[DATA EXCERPTS]
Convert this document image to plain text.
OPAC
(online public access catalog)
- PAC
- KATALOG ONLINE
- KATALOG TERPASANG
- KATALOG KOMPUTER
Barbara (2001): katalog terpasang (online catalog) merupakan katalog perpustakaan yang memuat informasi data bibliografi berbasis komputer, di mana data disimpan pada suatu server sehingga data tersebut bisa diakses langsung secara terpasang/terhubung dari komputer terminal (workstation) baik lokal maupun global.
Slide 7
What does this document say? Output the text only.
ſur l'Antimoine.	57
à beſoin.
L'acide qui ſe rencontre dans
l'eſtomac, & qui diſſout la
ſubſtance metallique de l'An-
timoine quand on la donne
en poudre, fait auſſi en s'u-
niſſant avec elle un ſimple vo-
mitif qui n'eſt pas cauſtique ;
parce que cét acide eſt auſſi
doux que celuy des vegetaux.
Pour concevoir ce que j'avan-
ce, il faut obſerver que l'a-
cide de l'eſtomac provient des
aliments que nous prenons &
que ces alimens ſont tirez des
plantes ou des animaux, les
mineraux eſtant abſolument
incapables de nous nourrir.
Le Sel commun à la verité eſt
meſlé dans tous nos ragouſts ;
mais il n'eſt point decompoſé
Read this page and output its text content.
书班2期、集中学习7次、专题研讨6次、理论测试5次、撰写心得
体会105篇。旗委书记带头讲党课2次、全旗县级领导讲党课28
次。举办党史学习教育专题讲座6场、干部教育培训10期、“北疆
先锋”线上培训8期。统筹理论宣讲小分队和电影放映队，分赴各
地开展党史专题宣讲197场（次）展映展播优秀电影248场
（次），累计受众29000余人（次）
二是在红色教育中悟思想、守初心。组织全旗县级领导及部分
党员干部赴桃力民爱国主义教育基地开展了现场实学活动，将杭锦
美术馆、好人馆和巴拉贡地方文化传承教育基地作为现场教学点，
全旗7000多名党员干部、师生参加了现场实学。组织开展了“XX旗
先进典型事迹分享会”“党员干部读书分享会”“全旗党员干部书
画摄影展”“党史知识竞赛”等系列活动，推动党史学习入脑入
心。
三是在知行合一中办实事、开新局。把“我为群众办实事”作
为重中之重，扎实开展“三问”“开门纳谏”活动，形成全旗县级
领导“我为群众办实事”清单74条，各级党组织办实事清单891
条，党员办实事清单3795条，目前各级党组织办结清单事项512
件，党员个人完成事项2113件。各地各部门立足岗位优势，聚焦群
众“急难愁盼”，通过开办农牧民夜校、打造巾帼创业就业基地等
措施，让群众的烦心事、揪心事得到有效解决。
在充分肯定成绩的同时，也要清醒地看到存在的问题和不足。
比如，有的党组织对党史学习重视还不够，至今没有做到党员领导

[PROBLEM DETAILS] State the number of lines in the records that contain the string "nous", and nothing more.

[EXPECTED OUTPUT] 2